GOAL OF THE EXERCISE: Go through the listing and set it down exactly, leaving out its pictures.

++++ MATERIAL FOR THIS EXERCISE ++++

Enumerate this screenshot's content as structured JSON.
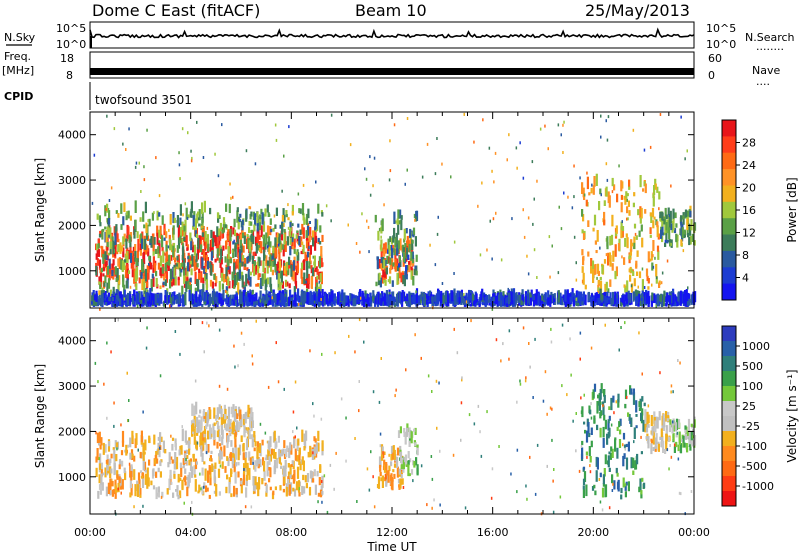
{
  "header": {
    "station": "Dome C East (fitACF)",
    "beam": "Beam 10",
    "date": "25/May/2013"
  },
  "strips": {
    "nsky_label": "N.Sky",
    "nsearch_label": "N.Search",
    "nsky_ticks": [
      "10^5",
      "10^0"
    ],
    "nsearch_ticks": [
      "10^5",
      "10^0"
    ],
    "freq_label_1": "Freq.",
    "freq_label_2": "[MHz]",
    "freq_ticks": [
      "18",
      "8"
    ],
    "nave_label": "Nave",
    "nave_ticks": [
      "60",
      "0"
    ],
    "cpid_label": "CPID",
    "cpid_value": "twofsound 3501",
    "dots": "........",
    "dots_short": "...."
  },
  "panels": {
    "ylabel": "Slant Range [km]",
    "xlabel": "Time UT",
    "yticks": [
      "4000",
      "3000",
      "2000",
      "1000"
    ],
    "xticks": [
      "00:00",
      "04:00",
      "08:00",
      "12:00",
      "16:00",
      "20:00",
      "00:00"
    ]
  },
  "colorbars": {
    "power": {
      "label": "Power [dB]",
      "ticks": [
        "28",
        "24",
        "20",
        "16",
        "12",
        "8",
        "4"
      ],
      "colors_top_to_bottom": [
        "#e8151a",
        "#ff3d1a",
        "#ff6a14",
        "#ff9226",
        "#f2b01e",
        "#a0c83c",
        "#5aa046",
        "#3c7c5a",
        "#2a5aa0",
        "#1c3cd2",
        "#1414f0"
      ]
    },
    "velocity": {
      "label": "Velocity [m s⁻¹]",
      "ticks": [
        "1000",
        "500",
        "100",
        "25",
        "-25",
        "-100",
        "-500",
        "-1000"
      ],
      "colors_top_to_bottom": [
        "#2d3cbe",
        "#2860a8",
        "#2f7f7a",
        "#3aa04a",
        "#74c83a",
        "#c8c8c8",
        "#c0c0c0",
        "#f2b01e",
        "#ff8a1e",
        "#ff6a14",
        "#ff3c14",
        "#ee1414"
      ]
    }
  },
  "chart_data": [
    {
      "type": "line",
      "panel": "N.Sky / N.Search",
      "x_range_hours": [
        0,
        24
      ],
      "y_scale": "log",
      "note": "noise level and search noise traces across the day"
    },
    {
      "type": "line",
      "panel": "Freq. / Nave",
      "x_range_hours": [
        0,
        24
      ],
      "freq_ylim_mhz": [
        8,
        18
      ],
      "nave_ylim": [
        0,
        60
      ]
    },
    {
      "type": "heatmap",
      "panel": "Power",
      "x_label": "Time UT",
      "y_label": "Slant Range [km]",
      "x_range_hours": [
        0,
        24
      ],
      "ylim_km": [
        180,
        4500
      ],
      "color_scale": "Power [dB]",
      "zlim": [
        0,
        30
      ],
      "echo_regions": [
        {
          "t_start": 0.2,
          "t_end": 9.2,
          "r_min": 600,
          "r_max": 1800,
          "power_db": 26
        },
        {
          "t_start": 0.2,
          "t_end": 9.2,
          "r_min": 400,
          "r_max": 2300,
          "power_db": 12
        },
        {
          "t_start": 11.4,
          "t_end": 12.8,
          "r_min": 700,
          "r_max": 1500,
          "power_db": 24
        },
        {
          "t_start": 11.3,
          "t_end": 13.0,
          "r_min": 600,
          "r_max": 2200,
          "power_db": 10
        },
        {
          "t_start": 19.5,
          "t_end": 22.6,
          "r_min": 500,
          "r_max": 2900,
          "power_db": 18
        },
        {
          "t_start": 22.6,
          "t_end": 24.0,
          "r_min": 1500,
          "r_max": 2200,
          "power_db": 12
        },
        {
          "t_start": 0.0,
          "t_end": 24.0,
          "r_min": 200,
          "r_max": 350,
          "power_db": 4
        }
      ]
    },
    {
      "type": "heatmap",
      "panel": "Velocity",
      "x_label": "Time UT",
      "y_label": "Slant Range [km]",
      "x_range_hours": [
        0,
        24
      ],
      "ylim_km": [
        180,
        4500
      ],
      "color_scale": "Velocity [m s⁻¹]",
      "zlim": [
        -1000,
        1000
      ],
      "echo_regions": [
        {
          "t_start": 0.2,
          "t_end": 9.2,
          "r_min": 500,
          "r_max": 1800,
          "velocity": -200
        },
        {
          "t_start": 4.0,
          "t_end": 6.5,
          "r_min": 1800,
          "r_max": 2400,
          "velocity": -100
        },
        {
          "t_start": 11.4,
          "t_end": 12.4,
          "r_min": 700,
          "r_max": 1500,
          "velocity": -300
        },
        {
          "t_start": 12.2,
          "t_end": 13.0,
          "r_min": 1000,
          "r_max": 2000,
          "velocity": 150
        },
        {
          "t_start": 19.5,
          "t_end": 22.0,
          "r_min": 500,
          "r_max": 2900,
          "velocity": 500
        },
        {
          "t_start": 22.0,
          "t_end": 23.0,
          "r_min": 1500,
          "r_max": 2300,
          "velocity": -100
        },
        {
          "t_start": 23.0,
          "t_end": 24.0,
          "r_min": 1500,
          "r_max": 2100,
          "velocity": 150
        }
      ]
    }
  ]
}
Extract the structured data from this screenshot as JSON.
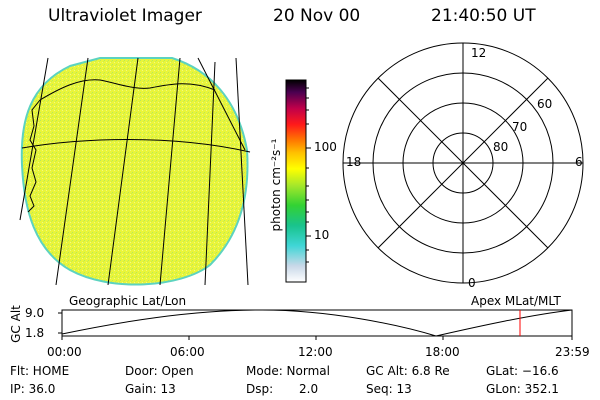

++++

RESULT FOR THIS TASK:
Enumerate this screenshot's content as structured JSON.
{
  "header": {
    "station": "Dome C East (fitACF)",
    "beam": "Beam 10",
    "date": "25/May/2013"
  },
  "strips": {
    "nsky_label": "N.Sky",
    "nsearch_label": "N.Search",
    "nsky_ticks": [
      "10^5",
      "10^0"
    ],
    "nsearch_ticks": [
      "10^5",
      "10^0"
    ],
    "freq_label_1": "Freq.",
    "freq_label_2": "[MHz]",
    "freq_ticks": [
      "18",
      "8"
    ],
    "nave_label": "Nave",
    "nave_ticks": [
      "60",
      "0"
    ],
    "cpid_label": "CPID",
    "cpid_value": "twofsound 3501",
    "dots": "........",
    "dots_short": "...."
  },
  "panels": {
    "ylabel": "Slant Range [km]",
    "xlabel": "Time UT",
    "yticks": [
      "4000",
      "3000",
      "2000",
      "1000"
    ],
    "xticks": [
      "00:00",
      "04:00",
      "08:00",
      "12:00",
      "16:00",
      "20:00",
      "00:00"
    ]
  },
  "colorbars": {
    "power": {
      "label": "Power [dB]",
      "ticks": [
        "28",
        "24",
        "20",
        "16",
        "12",
        "8",
        "4"
      ],
      "colors_top_to_bottom": [
        "#e8151a",
        "#ff3d1a",
        "#ff6a14",
        "#ff9226",
        "#f2b01e",
        "#a0c83c",
        "#5aa046",
        "#3c7c5a",
        "#2a5aa0",
        "#1c3cd2",
        "#1414f0"
      ]
    },
    "velocity": {
      "label": "Velocity [m s⁻¹]",
      "ticks": [
        "1000",
        "500",
        "100",
        "25",
        "-25",
        "-100",
        "-500",
        "-1000"
      ],
      "colors_top_to_bottom": [
        "#2d3cbe",
        "#2860a8",
        "#2f7f7a",
        "#3aa04a",
        "#74c83a",
        "#c8c8c8",
        "#c0c0c0",
        "#f2b01e",
        "#ff8a1e",
        "#ff6a14",
        "#ff3c14",
        "#ee1414"
      ]
    }
  },
  "chart_data": [
    {
      "type": "line",
      "panel": "N.Sky / N.Search",
      "x_range_hours": [
        0,
        24
      ],
      "y_scale": "log",
      "note": "noise level and search noise traces across the day"
    },
    {
      "type": "line",
      "panel": "Freq. / Nave",
      "x_range_hours": [
        0,
        24
      ],
      "freq_ylim_mhz": [
        8,
        18
      ],
      "nave_ylim": [
        0,
        60
      ]
    },
    {
      "type": "heatmap",
      "panel": "Power",
      "x_label": "Time UT",
      "y_label": "Slant Range [km]",
      "x_range_hours": [
        0,
        24
      ],
      "ylim_km": [
        180,
        4500
      ],
      "color_scale": "Power [dB]",
      "zlim": [
        0,
        30
      ],
      "echo_regions": [
        {
          "t_start": 0.2,
          "t_end": 9.2,
          "r_min": 600,
          "r_max": 1800,
          "power_db": 26
        },
        {
          "t_start": 0.2,
          "t_end": 9.2,
          "r_min": 400,
          "r_max": 2300,
          "power_db": 12
        },
        {
          "t_start": 11.4,
          "t_end": 12.8,
          "r_min": 700,
          "r_max": 1500,
          "power_db": 24
        },
        {
          "t_start": 11.3,
          "t_end": 13.0,
          "r_min": 600,
          "r_max": 2200,
          "power_db": 10
        },
        {
          "t_start": 19.5,
          "t_end": 22.6,
          "r_min": 500,
          "r_max": 2900,
          "power_db": 18
        },
        {
          "t_start": 22.6,
          "t_end": 24.0,
          "r_min": 1500,
          "r_max": 2200,
          "power_db": 12
        },
        {
          "t_start": 0.0,
          "t_end": 24.0,
          "r_min": 200,
          "r_max": 350,
          "power_db": 4
        }
      ]
    },
    {
      "type": "heatmap",
      "panel": "Velocity",
      "x_label": "Time UT",
      "y_label": "Slant Range [km]",
      "x_range_hours": [
        0,
        24
      ],
      "ylim_km": [
        180,
        4500
      ],
      "color_scale": "Velocity [m s⁻¹]",
      "zlim": [
        -1000,
        1000
      ],
      "echo_regions": [
        {
          "t_start": 0.2,
          "t_end": 9.2,
          "r_min": 500,
          "r_max": 1800,
          "velocity": -200
        },
        {
          "t_start": 4.0,
          "t_end": 6.5,
          "r_min": 1800,
          "r_max": 2400,
          "velocity": -100
        },
        {
          "t_start": 11.4,
          "t_end": 12.4,
          "r_min": 700,
          "r_max": 1500,
          "velocity": -300
        },
        {
          "t_start": 12.2,
          "t_end": 13.0,
          "r_min": 1000,
          "r_max": 2000,
          "velocity": 150
        },
        {
          "t_start": 19.5,
          "t_end": 22.0,
          "r_min": 500,
          "r_max": 2900,
          "velocity": 500
        },
        {
          "t_start": 22.0,
          "t_end": 23.0,
          "r_min": 1500,
          "r_max": 2300,
          "velocity": -100
        },
        {
          "t_start": 23.0,
          "t_end": 24.0,
          "r_min": 1500,
          "r_max": 2100,
          "velocity": 150
        }
      ]
    }
  ]
}
Extract the structured data from this screenshot as JSON.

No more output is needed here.